* Set exercise:
Repeat, without any change, the entries presented below.

* Dataset:
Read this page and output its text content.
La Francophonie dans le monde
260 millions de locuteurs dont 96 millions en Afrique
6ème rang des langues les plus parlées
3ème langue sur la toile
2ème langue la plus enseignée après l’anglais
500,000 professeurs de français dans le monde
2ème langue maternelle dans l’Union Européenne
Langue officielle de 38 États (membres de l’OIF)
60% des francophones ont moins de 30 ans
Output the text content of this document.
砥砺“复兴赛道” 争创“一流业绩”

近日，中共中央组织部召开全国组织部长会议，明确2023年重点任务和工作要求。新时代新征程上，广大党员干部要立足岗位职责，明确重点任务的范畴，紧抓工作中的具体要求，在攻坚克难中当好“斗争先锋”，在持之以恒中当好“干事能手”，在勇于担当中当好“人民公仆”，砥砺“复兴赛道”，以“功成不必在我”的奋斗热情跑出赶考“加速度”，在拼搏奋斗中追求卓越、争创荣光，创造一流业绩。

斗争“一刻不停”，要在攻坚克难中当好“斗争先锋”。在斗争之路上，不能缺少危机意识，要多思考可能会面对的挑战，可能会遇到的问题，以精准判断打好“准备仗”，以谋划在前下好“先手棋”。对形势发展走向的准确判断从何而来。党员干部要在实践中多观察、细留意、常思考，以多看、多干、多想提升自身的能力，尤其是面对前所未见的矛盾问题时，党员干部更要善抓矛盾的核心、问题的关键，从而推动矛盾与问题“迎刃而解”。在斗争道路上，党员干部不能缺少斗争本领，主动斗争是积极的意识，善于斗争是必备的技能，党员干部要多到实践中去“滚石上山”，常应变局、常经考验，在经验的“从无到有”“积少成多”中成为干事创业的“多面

* Task output:
Read this page and output its text content.
La Francophonie dans le monde
260 millions de locuteurs dont 96 millions en Afrique
6ème rang des langues les plus parlées
3ème langue sur la toile
2ème langue la plus enseignée après l’anglais
500,000 professeurs de français dans le monde
2ème langue maternelle dans l’Union Européenne
Langue officielle de 38 États (membres de l’OIF)
60% des francophones ont moins de 30 ans
Output the text content of this document.
砥砺“复兴赛道” 争创“一流业绩”

近日，中共中央组织部召开全国组织部长会议，明确2023年重点任务和工作要求。新时代新征程上，广大党员干部要立足岗位职责，明确重点任务的范畴，紧抓工作中的具体要求，在攻坚克难中当好“斗争先锋”，在持之以恒中当好“干事能手”，在勇于担当中当好“人民公仆”，砥砺“复兴赛道”，以“功成不必在我”的奋斗热情跑出赶考“加速度”，在拼搏奋斗中追求卓越、争创荣光，创造一流业绩。

斗争“一刻不停”，要在攻坚克难中当好“斗争先锋”。在斗争之路上，不能缺少危机意识，要多思考可能会面对的挑战，可能会遇到的问题，以精准判断打好“准备仗”，以谋划在前下好“先手棋”。对形势发展走向的准确判断从何而来。党员干部要在实践中多观察、细留意、常思考，以多看、多干、多想提升自身的能力，尤其是面对前所未见的矛盾问题时，党员干部更要善抓矛盾的核心、问题的关键，从而推动矛盾与问题“迎刃而解”。在斗争道路上，党员干部不能缺少斗争本领，主动斗争是积极的意识，善于斗争是必备的技能，党员干部要多到实践中去“滚石上山”，常应变局、常经考验，在经验的“从无到有”“积少成多”中成为干事创业的“多面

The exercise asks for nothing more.